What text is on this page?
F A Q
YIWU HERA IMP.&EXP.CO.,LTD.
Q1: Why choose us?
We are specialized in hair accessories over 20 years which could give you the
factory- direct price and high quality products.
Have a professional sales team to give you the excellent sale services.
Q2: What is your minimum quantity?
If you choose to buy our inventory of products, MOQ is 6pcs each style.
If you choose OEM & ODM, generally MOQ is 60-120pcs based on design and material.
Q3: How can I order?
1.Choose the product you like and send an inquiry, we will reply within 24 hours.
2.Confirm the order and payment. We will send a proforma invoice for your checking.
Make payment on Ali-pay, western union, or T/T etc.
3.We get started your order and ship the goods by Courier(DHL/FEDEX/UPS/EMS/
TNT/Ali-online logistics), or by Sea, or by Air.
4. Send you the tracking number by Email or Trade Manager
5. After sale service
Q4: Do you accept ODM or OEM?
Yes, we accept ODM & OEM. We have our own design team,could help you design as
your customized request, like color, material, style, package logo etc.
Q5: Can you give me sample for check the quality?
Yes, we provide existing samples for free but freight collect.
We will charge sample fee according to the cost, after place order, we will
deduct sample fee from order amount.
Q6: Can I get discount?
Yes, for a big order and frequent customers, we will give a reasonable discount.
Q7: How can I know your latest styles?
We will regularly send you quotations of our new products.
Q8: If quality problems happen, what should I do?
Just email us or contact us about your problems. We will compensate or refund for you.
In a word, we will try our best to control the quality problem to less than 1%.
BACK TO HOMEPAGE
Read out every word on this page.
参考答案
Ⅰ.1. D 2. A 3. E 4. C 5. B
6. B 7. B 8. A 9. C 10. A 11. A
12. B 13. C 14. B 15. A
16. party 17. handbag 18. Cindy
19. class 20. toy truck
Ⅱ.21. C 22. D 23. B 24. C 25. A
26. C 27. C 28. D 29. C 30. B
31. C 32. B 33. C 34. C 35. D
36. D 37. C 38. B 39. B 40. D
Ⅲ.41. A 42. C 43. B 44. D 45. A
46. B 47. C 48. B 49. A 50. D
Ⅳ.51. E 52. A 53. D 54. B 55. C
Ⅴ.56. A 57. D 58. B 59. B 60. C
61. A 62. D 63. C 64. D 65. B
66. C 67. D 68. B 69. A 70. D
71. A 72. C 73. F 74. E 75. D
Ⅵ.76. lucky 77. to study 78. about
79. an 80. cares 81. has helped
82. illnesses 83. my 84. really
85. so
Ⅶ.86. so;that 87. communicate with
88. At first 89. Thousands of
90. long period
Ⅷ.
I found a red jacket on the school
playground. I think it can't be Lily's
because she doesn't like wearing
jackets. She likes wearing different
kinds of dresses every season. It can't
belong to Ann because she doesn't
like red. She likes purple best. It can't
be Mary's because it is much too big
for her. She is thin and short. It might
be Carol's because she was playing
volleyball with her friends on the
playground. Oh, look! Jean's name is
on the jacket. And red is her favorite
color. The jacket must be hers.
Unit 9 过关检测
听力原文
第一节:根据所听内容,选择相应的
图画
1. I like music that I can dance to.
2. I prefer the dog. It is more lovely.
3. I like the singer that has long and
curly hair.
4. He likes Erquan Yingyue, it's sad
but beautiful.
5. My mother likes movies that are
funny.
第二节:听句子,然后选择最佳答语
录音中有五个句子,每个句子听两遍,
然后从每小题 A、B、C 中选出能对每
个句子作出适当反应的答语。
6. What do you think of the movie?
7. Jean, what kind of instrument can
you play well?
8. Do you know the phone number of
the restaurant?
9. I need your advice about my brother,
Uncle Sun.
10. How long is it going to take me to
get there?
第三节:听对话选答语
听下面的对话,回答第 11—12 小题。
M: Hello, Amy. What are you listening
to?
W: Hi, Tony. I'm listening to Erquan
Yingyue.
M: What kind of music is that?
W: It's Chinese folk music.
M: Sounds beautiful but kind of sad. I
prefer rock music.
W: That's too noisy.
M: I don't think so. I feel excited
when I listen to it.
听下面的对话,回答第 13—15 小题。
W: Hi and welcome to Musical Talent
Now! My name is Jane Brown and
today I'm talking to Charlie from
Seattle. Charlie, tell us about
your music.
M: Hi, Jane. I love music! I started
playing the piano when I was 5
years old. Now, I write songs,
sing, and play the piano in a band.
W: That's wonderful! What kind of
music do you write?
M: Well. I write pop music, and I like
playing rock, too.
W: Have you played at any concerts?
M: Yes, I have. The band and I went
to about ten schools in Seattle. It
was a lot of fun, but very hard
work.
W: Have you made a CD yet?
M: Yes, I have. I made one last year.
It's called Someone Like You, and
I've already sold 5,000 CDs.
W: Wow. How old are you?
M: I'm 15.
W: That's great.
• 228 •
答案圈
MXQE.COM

* * * * * * *

TO DO
Repeat every record exactly as written, please.

REPLY TO THE EXERCISE
What text is on this page?
F A Q
YIWU HERA IMP.&EXP.CO.,LTD.
Q1: Why choose us?
We are specialized in hair accessories over 20 years which could give you the
factory- direct price and high quality products.
Have a professional sales team to give you the excellent sale services.
Q2: What is your minimum quantity?
If you choose to buy our inventory of products, MOQ is 6pcs each style.
If you choose OEM & ODM, generally MOQ is 60-120pcs based on design and material.
Q3: How can I order?
1.Choose the product you like and send an inquiry, we will reply within 24 hours.
2.Confirm the order and payment. We will send a proforma invoice for your checking.
Make payment on Ali-pay, western union, or T/T etc.
3.We get started your order and ship the goods by Courier(DHL/FEDEX/UPS/EMS/
TNT/Ali-online logistics), or by Sea, or by Air.
4. Send you the tracking number by Email or Trade Manager
5. After sale service
Q4: Do you accept ODM or OEM?
Yes, we accept ODM & OEM. We have our own design team,could help you design as
your customized request, like color, material, style, package logo etc.
Q5: Can you give me sample for check the quality?
Yes, we provide existing samples for free but freight collect.
We will charge sample fee according to the cost, after place order, we will
deduct sample fee from order amount.
Q6: Can I get discount?
Yes, for a big order and frequent customers, we will give a reasonable discount.
Q7: How can I know your latest styles?
We will regularly send you quotations of our new products.
Q8: If quality problems happen, what should I do?
Just email us or contact us about your problems. We will compensate or refund for you.
In a word, we will try our best to control the quality problem to less than 1%.
BACK TO HOMEPAGE
Read out every word on this page.
参考答案
Ⅰ.1. D 2. A 3. E 4. C 5. B
6. B 7. B 8. A 9. C 10. A 11. A
12. B 13. C 14. B 15. A
16. party 17. handbag 18. Cindy
19. class 20. toy truck
Ⅱ.21. C 22. D 23. B 24. C 25. A
26. C 27. C 28. D 29. C 30. B
31. C 32. B 33. C 34. C 35. D
36. D 37. C 38. B 39. B 40. D
Ⅲ.41. A 42. C 43. B 44. D 45. A
46. B 47. C 48. B 49. A 50. D
Ⅳ.51. E 52. A 53. D 54. B 55. C
Ⅴ.56. A 57. D 58. B 59. B 60. C
61. A 62. D 63. C 64. D 65. B
66. C 67. D 68. B 69. A 70. D
71. A 72. C 73. F 74. E 75. D
Ⅵ.76. lucky 77. to study 78. about
79. an 80. cares 81. has helped
82. illnesses 83. my 84. really
85. so
Ⅶ.86. so;that 87. communicate with
88. At first 89. Thousands of
90. long period
Ⅷ.
I found a red jacket on the school
playground. I think it can't be Lily's
because she doesn't like wearing
jackets. She likes wearing different
kinds of dresses every season. It can't
belong to Ann because she doesn't
like red. She likes purple best. It can't
be Mary's because it is much too big
for her. She is thin and short. It might
be Carol's because she was playing
volleyball with her friends on the
playground. Oh, look! Jean's name is
on the jacket. And red is her favorite
color. The jacket must be hers.
Unit 9 过关检测
听力原文
第一节:根据所听内容,选择相应的
图画
1. I like music that I can dance to.
2. I prefer the dog. It is more lovely.
3. I like the singer that has long and
curly hair.
4. He likes Erquan Yingyue, it's sad
but beautiful.
5. My mother likes movies that are
funny.
第二节:听句子,然后选择最佳答语
录音中有五个句子,每个句子听两遍,
然后从每小题 A、B、C 中选出能对每
个句子作出适当反应的答语。
6. What do you think of the movie?
7. Jean, what kind of instrument can
you play well?
8. Do you know the phone number of
the restaurant?
9. I need your advice about my brother,
Uncle Sun.
10. How long is it going to take me to
get there?
第三节:听对话选答语
听下面的对话,回答第 11—12 小题。
M: Hello, Amy. What are you listening
to?
W: Hi, Tony. I'm listening to Erquan
Yingyue.
M: What kind of music is that?
W: It's Chinese folk music.
M: Sounds beautiful but kind of sad. I
prefer rock music.
W: That's too noisy.
M: I don't think so. I feel excited
when I listen to it.
听下面的对话,回答第 13—15 小题。
W: Hi and welcome to Musical Talent
Now! My name is Jane Brown and
today I'm talking to Charlie from
Seattle. Charlie, tell us about
your music.
M: Hi, Jane. I love music! I started
playing the piano when I was 5
years old. Now, I write songs,
sing, and play the piano in a band.
W: That's wonderful! What kind of
music do you write?
M: Well. I write pop music, and I like
playing rock, too.
W: Have you played at any concerts?
M: Yes, I have. The band and I went
to about ten schools in Seattle. It
was a lot of fun, but very hard
work.
W: Have you made a CD yet?
M: Yes, I have. I made one last year.
It's called Someone Like You, and
I've already sold 5,000 CDs.
W: Wow. How old are you?
M: I'm 15.
W: That's great.
• 228 •
答案圈
MXQE.COM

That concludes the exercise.